Problem details>
In the material below, find every line with "geográfica" and pull it out.

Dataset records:
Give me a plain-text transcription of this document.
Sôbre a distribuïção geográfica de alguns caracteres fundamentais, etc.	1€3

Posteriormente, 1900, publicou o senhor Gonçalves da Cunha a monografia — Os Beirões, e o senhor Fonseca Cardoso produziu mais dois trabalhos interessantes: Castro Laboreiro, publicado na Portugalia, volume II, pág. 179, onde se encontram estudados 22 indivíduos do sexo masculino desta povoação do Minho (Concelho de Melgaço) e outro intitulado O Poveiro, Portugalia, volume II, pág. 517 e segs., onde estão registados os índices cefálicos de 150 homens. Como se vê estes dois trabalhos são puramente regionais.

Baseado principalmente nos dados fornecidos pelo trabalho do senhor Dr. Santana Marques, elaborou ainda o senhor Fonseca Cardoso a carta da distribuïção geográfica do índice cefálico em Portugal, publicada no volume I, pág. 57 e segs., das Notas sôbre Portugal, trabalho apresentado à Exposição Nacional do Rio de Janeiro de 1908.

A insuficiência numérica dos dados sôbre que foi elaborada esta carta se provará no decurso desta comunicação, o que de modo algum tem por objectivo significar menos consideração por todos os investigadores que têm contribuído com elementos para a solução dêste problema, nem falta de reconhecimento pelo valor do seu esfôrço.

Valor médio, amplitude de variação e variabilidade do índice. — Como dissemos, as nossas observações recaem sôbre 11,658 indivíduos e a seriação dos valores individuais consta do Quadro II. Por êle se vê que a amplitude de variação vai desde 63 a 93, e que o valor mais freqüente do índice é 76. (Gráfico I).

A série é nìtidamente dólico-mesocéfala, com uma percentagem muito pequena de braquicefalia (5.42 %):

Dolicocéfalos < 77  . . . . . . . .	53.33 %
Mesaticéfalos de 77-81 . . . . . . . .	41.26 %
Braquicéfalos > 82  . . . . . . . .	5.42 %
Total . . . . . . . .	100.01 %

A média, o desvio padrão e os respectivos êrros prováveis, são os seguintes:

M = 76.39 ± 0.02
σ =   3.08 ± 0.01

Task output>
Sôbre a distribuïção geográfica de alguns caracteres fundamentais, etc.	1€3
Baseado principalmente nos dados fornecidos pelo trabalho do senhor Dr. Santana Marques, elaborou ainda o senhor Fonseca Cardoso a carta da distribuïção geográfica do índice cefálico em Portugal, publicada no volume I, pág. 57 e segs., das Notas sôbre Portugal, trabalho apresentado à Exposição Nacional do Rio de Janeiro de 1908.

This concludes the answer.